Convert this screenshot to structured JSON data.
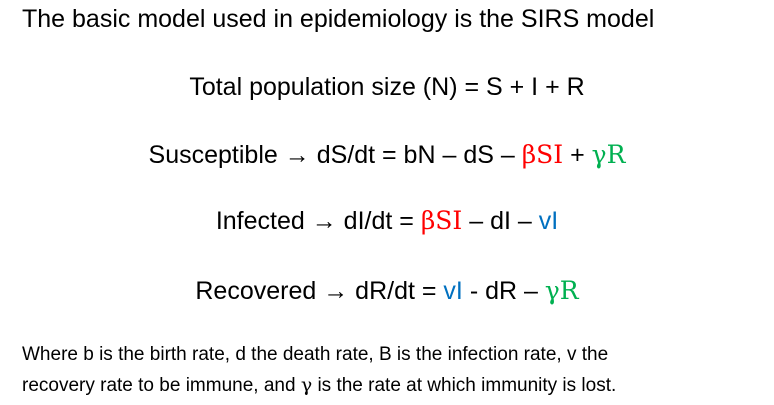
{
  "title": "The basic model used in epidemiology is the SIRS model",
  "equations": {
    "total": {
      "text": "Total population size (N) = S + I + R"
    },
    "susceptible": {
      "label": "Susceptible",
      "arrow": "→",
      "base": " dS/dt = bN – dS – ",
      "beta_term": "βSI",
      "plus": " + ",
      "gamma_term": "γR"
    },
    "infected": {
      "label": "Infected",
      "arrow": "→",
      "base": " dI/dt =  ",
      "beta_term": "βSI",
      "mid": " – dI – ",
      "nu_term": "vI"
    },
    "recovered": {
      "label": "Recovered",
      "arrow": "→",
      "base": " dR/dt = ",
      "nu_term": "vI",
      "mid": " - dR – ",
      "gamma_term": "γR"
    }
  },
  "note": {
    "line1": "Where b is the birth rate, d the death rate, B is the infection rate, v the",
    "line2_start": "recovery rate to be immune, and ",
    "gamma": "γ",
    "line2_end": " is the rate at which immunity is lost."
  },
  "colors": {
    "beta": "#ff0000",
    "gamma": "#00b050",
    "nu": "#0070c0"
  }
}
────
Repeat the listing in full and exactly. Do not include any images.

Convert this screenshot to structured JSON data.
{
  "title": "The basic model used in epidemiology is the SIRS model",
  "equations": {
    "total": {
      "text": "Total population size (N) = S + I + R"
    },
    "susceptible": {
      "label": "Susceptible",
      "arrow": "→",
      "base": " dS/dt = bN – dS – ",
      "beta_term": "βSI",
      "plus": " + ",
      "gamma_term": "γR"
    },
    "infected": {
      "label": "Infected",
      "arrow": "→",
      "base": " dI/dt =  ",
      "beta_term": "βSI",
      "mid": " – dI – ",
      "nu_term": "vI"
    },
    "recovered": {
      "label": "Recovered",
      "arrow": "→",
      "base": " dR/dt = ",
      "nu_term": "vI",
      "mid": " - dR – ",
      "gamma_term": "γR"
    }
  },
  "note": {
    "line1": "Where b is the birth rate, d the death rate, B is the infection rate, v the",
    "line2_start": "recovery rate to be immune, and ",
    "gamma": "γ",
    "line2_end": " is the rate at which immunity is lost."
  },
  "colors": {
    "beta": "#ff0000",
    "gamma": "#00b050",
    "nu": "#0070c0"
  }
}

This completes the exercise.